__Materials provided__
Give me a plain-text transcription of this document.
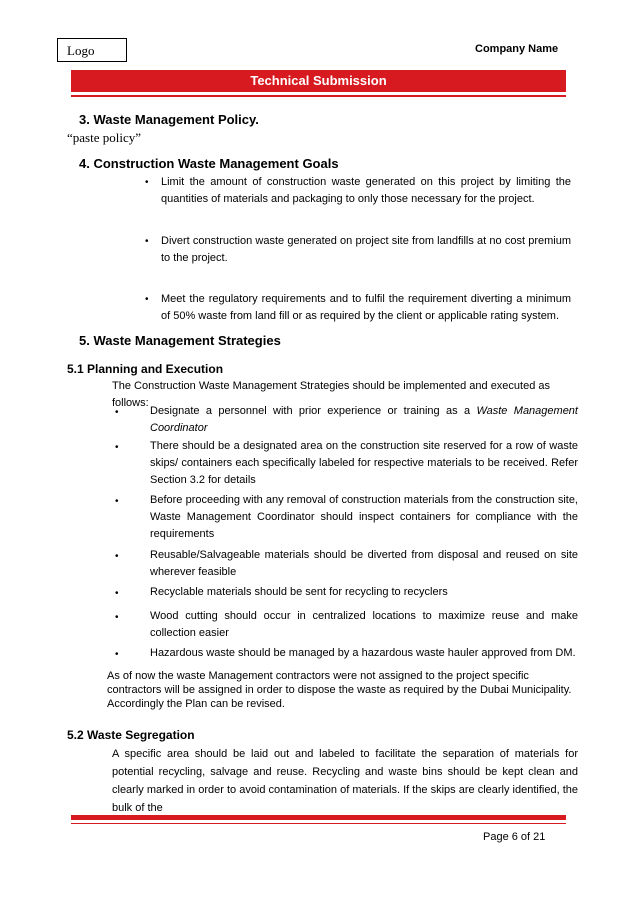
Logo	Company Name
Technical Submission
3. Waste Management Policy.
“paste policy”
4. Construction Waste Management Goals
• Limit the amount of construction waste generated on this project by limiting the quantities of materials and packaging to only those necessary for the project.
• Divert construction waste generated on project site from landfills at no cost premium to the project.
• Meet the regulatory requirements and to fulfil the requirement diverting a minimum of 50% waste from land fill or as required by the client or applicable rating system.
5. Waste Management Strategies
5.1 Planning and Execution
The Construction Waste Management Strategies should be implemented and executed as follows:
•	Designate a personnel with prior experience or training as a Waste Management Coordinator
•	There should be a designated area on the construction site reserved for a row of waste skips/ containers each specifically labeled for respective materials to be received. Refer Section 3.2 for details
•	Before proceeding with any removal of construction materials from the construction site, Waste Management Coordinator should inspect containers for compliance with the requirements
•	Reusable/Salvageable materials should be diverted from disposal and reused on site wherever feasible
•	Recyclable materials should be sent for recycling to recyclers
•	Wood cutting should occur in centralized locations to maximize reuse and make collection easier
•	Hazardous waste should be managed by a hazardous waste hauler approved from DM.
As of now the waste Management contractors were not assigned to the project specific contractors will be assigned in order to dispose the waste as required by the Dubai Municipality. Accordingly the Plan can be revised.
5.2 Waste Segregation
A specific area should be laid out and labeled to facilitate the separation of materials for potential recycling, salvage and reuse. Recycling and waste bins should be kept clean and clearly marked in order to avoid contamination of materials. If the skips are clearly identified, the bulk of the
Page 6 of 21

__Set problem__
Determine the number of lines in the records that include the string "skips", and respond with that number only.

__Response to the task__
2